Given records »
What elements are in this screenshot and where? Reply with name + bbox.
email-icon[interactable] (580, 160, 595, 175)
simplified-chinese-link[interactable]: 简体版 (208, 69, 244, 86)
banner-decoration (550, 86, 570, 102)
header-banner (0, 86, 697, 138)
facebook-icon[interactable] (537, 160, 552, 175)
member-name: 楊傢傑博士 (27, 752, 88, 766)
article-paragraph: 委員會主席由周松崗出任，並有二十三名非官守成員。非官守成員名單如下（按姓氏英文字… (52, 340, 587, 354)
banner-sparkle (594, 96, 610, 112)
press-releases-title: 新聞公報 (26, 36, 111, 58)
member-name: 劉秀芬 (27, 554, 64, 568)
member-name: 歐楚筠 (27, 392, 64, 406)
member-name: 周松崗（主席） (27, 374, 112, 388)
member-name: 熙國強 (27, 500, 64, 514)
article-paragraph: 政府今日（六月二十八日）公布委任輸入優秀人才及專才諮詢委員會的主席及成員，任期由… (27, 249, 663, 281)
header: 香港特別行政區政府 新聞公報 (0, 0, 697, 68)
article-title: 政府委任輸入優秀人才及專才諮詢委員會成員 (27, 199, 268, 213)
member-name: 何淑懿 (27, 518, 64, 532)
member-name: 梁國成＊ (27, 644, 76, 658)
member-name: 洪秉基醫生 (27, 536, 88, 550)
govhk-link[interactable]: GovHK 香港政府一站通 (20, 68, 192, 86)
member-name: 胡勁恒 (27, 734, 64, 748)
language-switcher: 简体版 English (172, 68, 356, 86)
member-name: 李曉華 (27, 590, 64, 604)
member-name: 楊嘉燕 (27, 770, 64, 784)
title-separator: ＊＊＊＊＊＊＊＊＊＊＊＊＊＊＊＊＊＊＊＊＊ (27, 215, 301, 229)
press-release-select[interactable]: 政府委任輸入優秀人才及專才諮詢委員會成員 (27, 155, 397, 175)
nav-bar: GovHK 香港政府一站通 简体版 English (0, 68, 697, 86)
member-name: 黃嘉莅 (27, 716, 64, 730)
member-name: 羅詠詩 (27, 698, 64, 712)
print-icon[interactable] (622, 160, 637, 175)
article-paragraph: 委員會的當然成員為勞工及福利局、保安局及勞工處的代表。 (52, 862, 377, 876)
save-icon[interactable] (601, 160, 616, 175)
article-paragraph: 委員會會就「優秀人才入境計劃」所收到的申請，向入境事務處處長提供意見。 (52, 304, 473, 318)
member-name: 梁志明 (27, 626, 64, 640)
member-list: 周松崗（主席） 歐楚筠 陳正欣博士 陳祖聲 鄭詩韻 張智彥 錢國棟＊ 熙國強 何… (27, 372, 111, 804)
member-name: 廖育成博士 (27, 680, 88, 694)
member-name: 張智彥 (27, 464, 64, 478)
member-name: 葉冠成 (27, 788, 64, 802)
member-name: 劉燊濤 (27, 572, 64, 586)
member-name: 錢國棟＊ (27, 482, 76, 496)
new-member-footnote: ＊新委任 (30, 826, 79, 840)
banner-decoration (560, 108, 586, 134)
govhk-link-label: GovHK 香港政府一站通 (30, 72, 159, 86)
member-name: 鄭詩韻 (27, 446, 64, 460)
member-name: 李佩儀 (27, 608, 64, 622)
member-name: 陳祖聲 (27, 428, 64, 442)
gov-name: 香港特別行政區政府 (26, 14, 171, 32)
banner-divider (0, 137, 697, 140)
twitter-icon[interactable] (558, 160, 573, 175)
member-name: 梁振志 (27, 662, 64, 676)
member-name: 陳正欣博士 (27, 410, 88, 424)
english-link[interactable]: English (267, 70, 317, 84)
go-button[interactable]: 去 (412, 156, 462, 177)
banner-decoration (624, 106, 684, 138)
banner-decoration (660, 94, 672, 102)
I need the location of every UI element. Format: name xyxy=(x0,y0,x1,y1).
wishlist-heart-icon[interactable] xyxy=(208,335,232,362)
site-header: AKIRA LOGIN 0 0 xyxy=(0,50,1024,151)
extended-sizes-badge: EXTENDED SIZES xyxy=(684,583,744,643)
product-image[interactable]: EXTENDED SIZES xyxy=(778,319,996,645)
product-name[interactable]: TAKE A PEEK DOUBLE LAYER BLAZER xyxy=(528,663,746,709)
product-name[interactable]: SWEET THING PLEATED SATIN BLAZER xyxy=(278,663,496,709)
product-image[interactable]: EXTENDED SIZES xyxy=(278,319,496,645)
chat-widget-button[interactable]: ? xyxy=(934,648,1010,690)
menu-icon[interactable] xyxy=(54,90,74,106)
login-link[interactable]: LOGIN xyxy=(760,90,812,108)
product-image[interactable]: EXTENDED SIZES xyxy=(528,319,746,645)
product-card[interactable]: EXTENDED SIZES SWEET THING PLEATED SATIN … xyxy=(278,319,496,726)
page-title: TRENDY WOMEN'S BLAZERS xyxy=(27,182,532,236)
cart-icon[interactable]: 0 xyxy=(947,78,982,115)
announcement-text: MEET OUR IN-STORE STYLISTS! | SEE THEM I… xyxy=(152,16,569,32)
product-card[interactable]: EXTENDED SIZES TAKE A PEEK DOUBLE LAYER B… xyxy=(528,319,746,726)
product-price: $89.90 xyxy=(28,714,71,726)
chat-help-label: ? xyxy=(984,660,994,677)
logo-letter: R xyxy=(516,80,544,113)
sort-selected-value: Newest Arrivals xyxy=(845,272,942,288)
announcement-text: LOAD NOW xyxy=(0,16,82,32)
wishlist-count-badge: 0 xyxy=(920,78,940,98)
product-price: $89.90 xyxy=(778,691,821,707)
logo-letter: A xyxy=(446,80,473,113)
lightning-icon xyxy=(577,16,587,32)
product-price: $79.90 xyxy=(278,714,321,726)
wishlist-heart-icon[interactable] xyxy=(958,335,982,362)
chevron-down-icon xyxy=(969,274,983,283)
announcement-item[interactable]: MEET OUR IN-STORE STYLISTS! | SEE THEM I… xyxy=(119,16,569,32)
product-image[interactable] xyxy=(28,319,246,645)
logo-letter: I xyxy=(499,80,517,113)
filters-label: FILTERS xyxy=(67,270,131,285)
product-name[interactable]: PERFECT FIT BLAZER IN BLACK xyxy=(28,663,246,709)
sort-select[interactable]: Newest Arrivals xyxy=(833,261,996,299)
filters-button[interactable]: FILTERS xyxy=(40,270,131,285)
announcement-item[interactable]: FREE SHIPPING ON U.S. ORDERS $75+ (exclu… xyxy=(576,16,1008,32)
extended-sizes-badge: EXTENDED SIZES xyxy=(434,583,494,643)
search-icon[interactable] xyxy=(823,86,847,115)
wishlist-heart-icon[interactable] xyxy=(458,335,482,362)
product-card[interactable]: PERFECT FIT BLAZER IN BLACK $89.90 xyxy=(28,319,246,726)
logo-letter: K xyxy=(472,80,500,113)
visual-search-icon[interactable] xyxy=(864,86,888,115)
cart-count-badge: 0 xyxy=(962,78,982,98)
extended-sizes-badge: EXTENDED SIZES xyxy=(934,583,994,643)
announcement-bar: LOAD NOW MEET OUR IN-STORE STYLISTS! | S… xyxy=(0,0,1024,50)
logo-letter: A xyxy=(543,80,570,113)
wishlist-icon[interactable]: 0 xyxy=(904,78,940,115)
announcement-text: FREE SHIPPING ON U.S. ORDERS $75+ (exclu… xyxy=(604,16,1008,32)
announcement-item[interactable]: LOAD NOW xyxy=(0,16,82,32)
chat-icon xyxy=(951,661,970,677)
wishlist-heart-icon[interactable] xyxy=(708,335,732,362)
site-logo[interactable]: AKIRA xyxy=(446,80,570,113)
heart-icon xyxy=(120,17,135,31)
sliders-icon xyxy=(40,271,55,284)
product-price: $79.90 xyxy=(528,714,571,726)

Given problem »
Convert the records, from the first line up to and including the line containing "member-name: 陳祖聲 (27, 428, 64, 442)", into a Markdown table with the columns Row and Record line, omitting blank lines.

Complete answer »
| Row | Record line |
|---|---|
| 1 | What elements are in this screenshot and where? Reply with name + bbox. |
| 2 | email-icon[interactable] (580, 160, 595, 175) |
| 3 | simplified-chinese-link[interactable]: 简体版 (208, 69, 244, 86) |
| 4 | banner-decoration (550, 86, 570, 102) |
| 5 | header-banner (0, 86, 697, 138) |
| 6 | facebook-icon[interactable] (537, 160, 552, 175) |
| 7 | member-name: 楊傢傑博士 (27, 752, 88, 766) |
| 8 | article-paragraph: 委員會主席由周松崗出任，並有二十三名非官守成員。非官守成員名單如下（按姓氏英文字… (52, 340, 587, 354) |
| 9 | banner-sparkle (594, 96, 610, 112) |
| 10 | press-releases-title: 新聞公報 (26, 36, 111, 58) |
| 11 | member-name: 劉秀芬 (27, 554, 64, 568) |
| 12 | member-name: 歐楚筠 (27, 392, 64, 406) |
| 13 | member-name: 周松崗（主席） (27, 374, 112, 388) |
| 14 | member-name: 熙國強 (27, 500, 64, 514) |
| 15 | article-paragraph: 政府今日（六月二十八日）公布委任輸入優秀人才及專才諮詢委員會的主席及成員，任期由… (27, 249, 663, 281) |
| 16 | header: 香港特別行政區政府 新聞公報 (0, 0, 697, 68) |
| 17 | article-title: 政府委任輸入優秀人才及專才諮詢委員會成員 (27, 199, 268, 213) |
| 18 | member-name: 何淑懿 (27, 518, 64, 532) |
| 19 | member-name: 梁國成＊ (27, 644, 76, 658) |
| 20 | member-name: 洪秉基醫生 (27, 536, 88, 550) |
| 21 | govhk-link[interactable]: GovHK 香港政府一站通 (20, 68, 192, 86) |
| 22 | member-name: 胡勁恒 (27, 734, 64, 748) |
| 23 | language-switcher: 简体版 English (172, 68, 356, 86) |
| 24 | member-name: 李曉華 (27, 590, 64, 604) |
| 25 | member-name: 楊嘉燕 (27, 770, 64, 784) |
| 26 | title-separator: ＊＊＊＊＊＊＊＊＊＊＊＊＊＊＊＊＊＊＊＊＊ (27, 215, 301, 229) |
| 27 | press-release-select[interactable]: 政府委任輸入優秀人才及專才諮詢委員會成員 (27, 155, 397, 175) |
| 28 | nav-bar: GovHK 香港政府一站通 简体版 English (0, 68, 697, 86) |
| 29 | member-name: 黃嘉莅 (27, 716, 64, 730) |
| 30 | member-name: 羅詠詩 (27, 698, 64, 712) |
| 31 | print-icon[interactable] (622, 160, 637, 175) |
| 32 | article-paragraph: 委員會的當然成員為勞工及福利局、保安局及勞工處的代表。 (52, 862, 377, 876) |
| 33 | save-icon[interactable] (601, 160, 616, 175) |
| 34 | article-paragraph: 委員會會就「優秀人才入境計劃」所收到的申請，向入境事務處處長提供意見。 (52, 304, 473, 318) |
| 35 | member-name: 梁志明 (27, 626, 64, 640) |
| 36 | member-list: 周松崗（主席） 歐楚筠 陳正欣博士 陳祖聲 鄭詩韻 張智彥 錢國棟＊ 熙國強 何… (27, 372, 111, 804) |
| 37 | member-name: 廖育成博士 (27, 680, 88, 694) |
| 38 | member-name: 張智彥 (27, 464, 64, 478) |
| 39 | member-name: 葉冠成 (27, 788, 64, 802) |
| 40 | member-name: 劉燊濤 (27, 572, 64, 586) |
| 41 | member-name: 錢國棟＊ (27, 482, 76, 496) |
| 42 | new-member-footnote: ＊新委任 (30, 826, 79, 840) |
| 43 | banner-decoration (560, 108, 586, 134) |
| 44 | govhk-link-label: GovHK 香港政府一站通 (30, 72, 159, 86) |
| 45 | member-name: 鄭詩韻 (27, 446, 64, 460) |
| 46 | member-name: 李佩儀 (27, 608, 64, 622) |
| 47 | member-name: 陳祖聲 (27, 428, 64, 442) |